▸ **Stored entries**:

* * * * * * *

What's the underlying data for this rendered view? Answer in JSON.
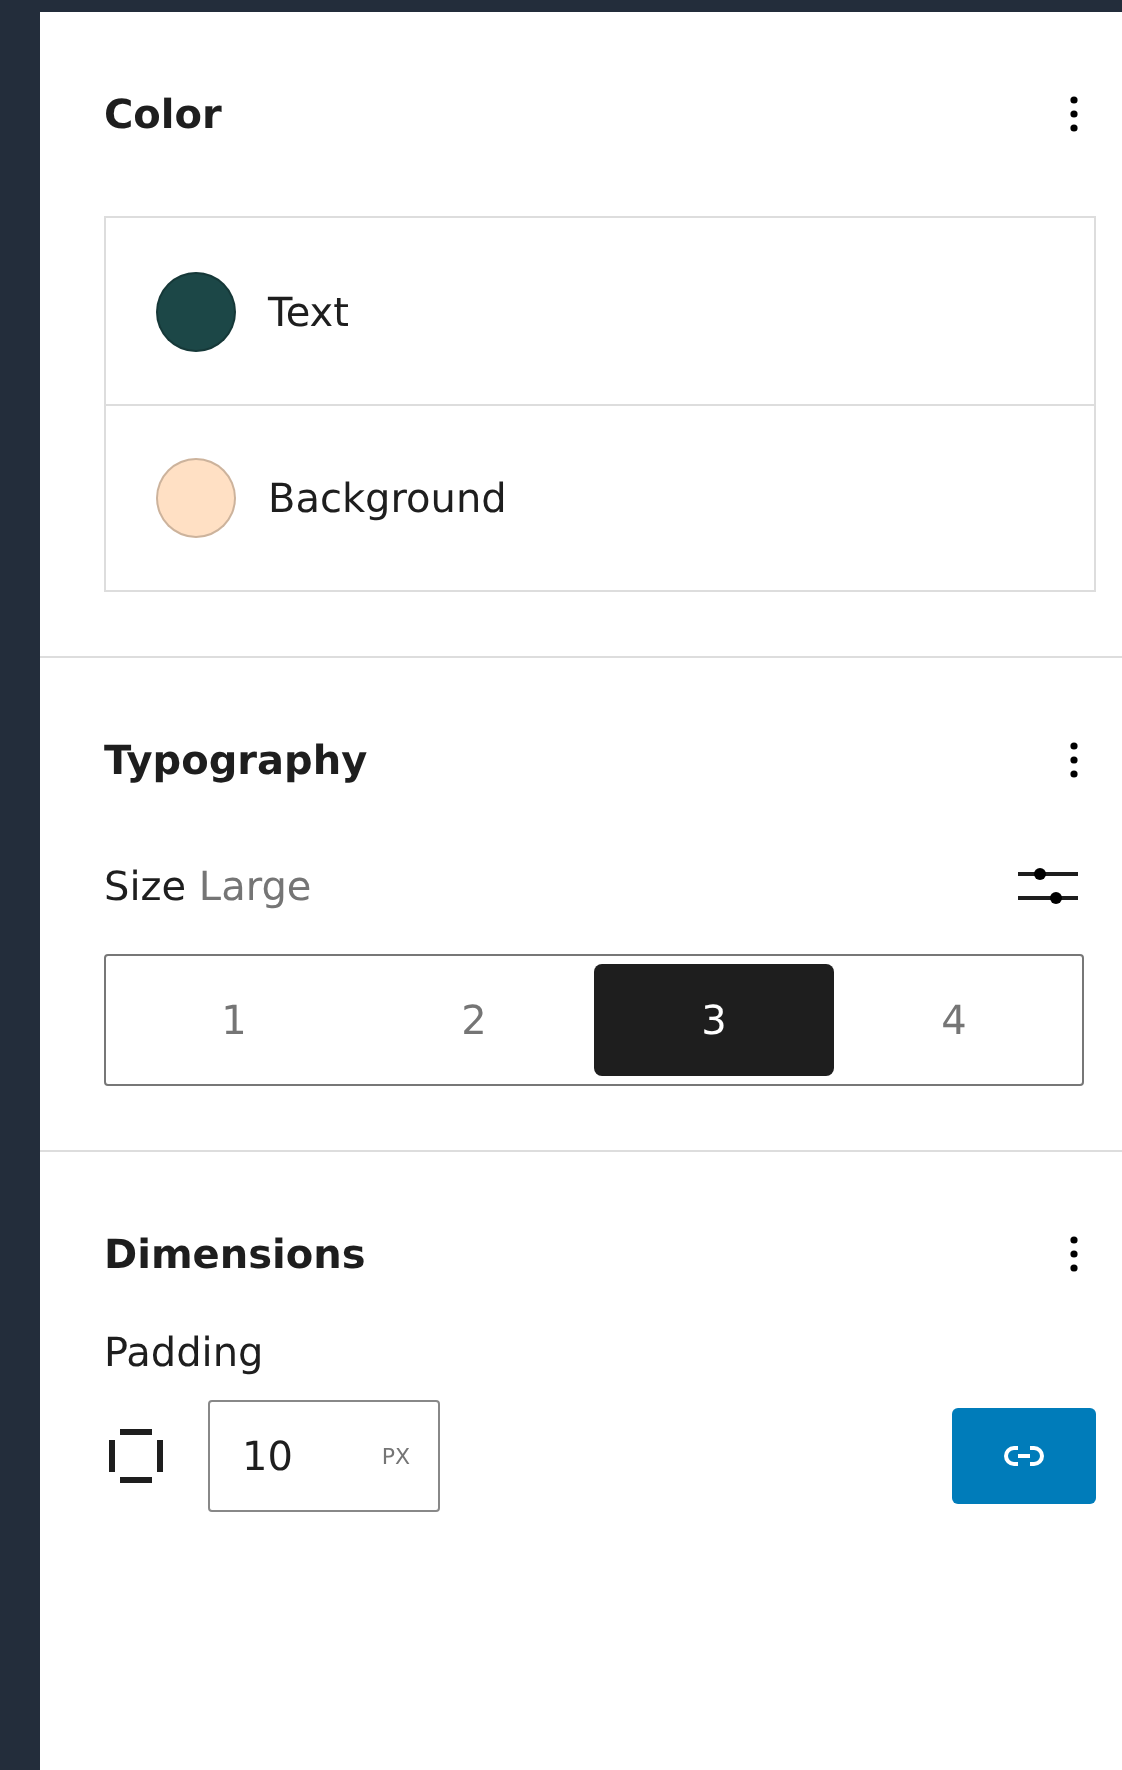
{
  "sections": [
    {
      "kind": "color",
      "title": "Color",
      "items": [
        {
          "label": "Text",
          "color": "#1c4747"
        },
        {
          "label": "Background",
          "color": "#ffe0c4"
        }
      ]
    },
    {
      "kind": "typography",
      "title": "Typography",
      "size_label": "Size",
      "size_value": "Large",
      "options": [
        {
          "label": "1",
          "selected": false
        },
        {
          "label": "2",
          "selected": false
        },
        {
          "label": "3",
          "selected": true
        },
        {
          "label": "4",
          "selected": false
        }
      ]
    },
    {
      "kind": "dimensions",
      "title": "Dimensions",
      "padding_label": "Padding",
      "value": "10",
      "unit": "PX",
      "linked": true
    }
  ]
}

* * * * * * *

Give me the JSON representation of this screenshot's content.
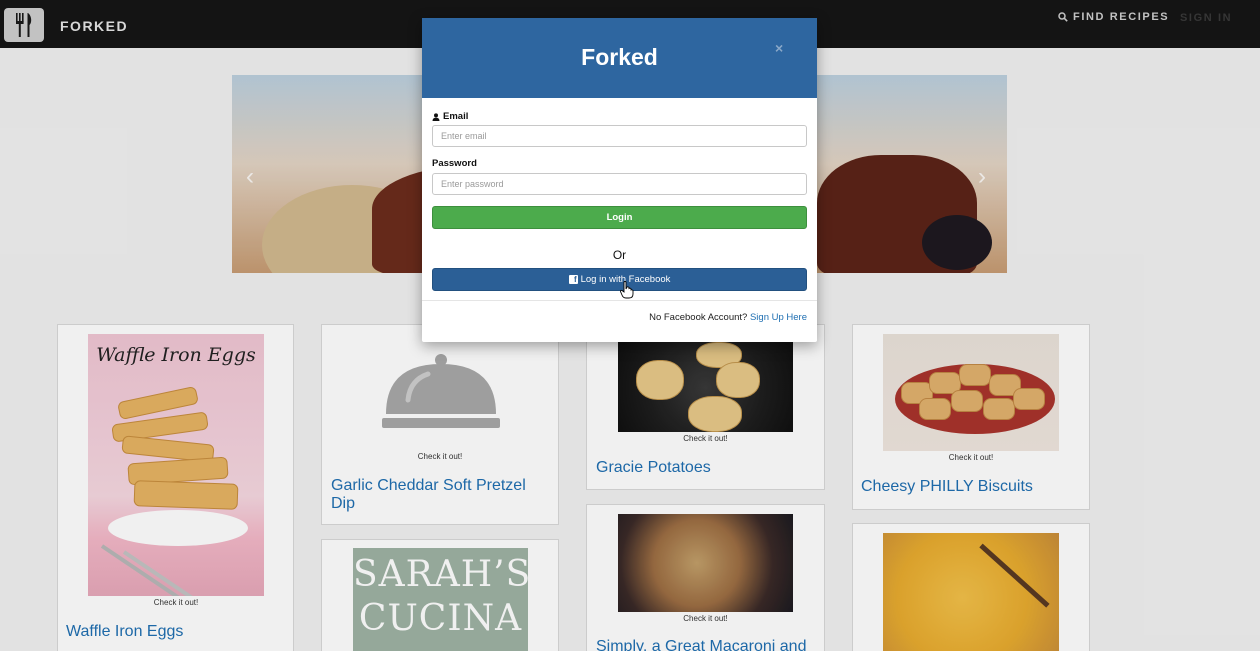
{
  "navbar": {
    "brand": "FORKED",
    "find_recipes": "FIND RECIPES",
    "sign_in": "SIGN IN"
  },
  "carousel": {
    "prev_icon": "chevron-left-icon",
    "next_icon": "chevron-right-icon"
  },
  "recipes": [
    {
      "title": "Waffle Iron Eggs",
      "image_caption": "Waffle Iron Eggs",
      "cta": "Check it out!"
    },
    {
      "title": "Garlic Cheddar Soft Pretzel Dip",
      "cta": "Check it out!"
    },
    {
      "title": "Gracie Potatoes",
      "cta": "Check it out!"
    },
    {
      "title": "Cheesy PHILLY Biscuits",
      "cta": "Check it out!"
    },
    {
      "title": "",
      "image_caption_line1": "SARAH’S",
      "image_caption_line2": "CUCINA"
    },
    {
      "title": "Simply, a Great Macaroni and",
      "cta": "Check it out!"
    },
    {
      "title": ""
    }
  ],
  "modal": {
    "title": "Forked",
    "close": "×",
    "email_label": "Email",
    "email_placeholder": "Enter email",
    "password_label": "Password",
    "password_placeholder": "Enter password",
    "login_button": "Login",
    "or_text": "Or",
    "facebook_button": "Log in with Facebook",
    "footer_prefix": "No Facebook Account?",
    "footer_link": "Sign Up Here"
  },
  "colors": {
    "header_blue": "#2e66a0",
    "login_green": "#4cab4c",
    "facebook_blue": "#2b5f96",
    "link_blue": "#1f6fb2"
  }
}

* * * * * * *

▸ **Goal**: Reply with the number of lines in the material above that contain "Iron", and nothing more.

▸ **Answer for the task**: 2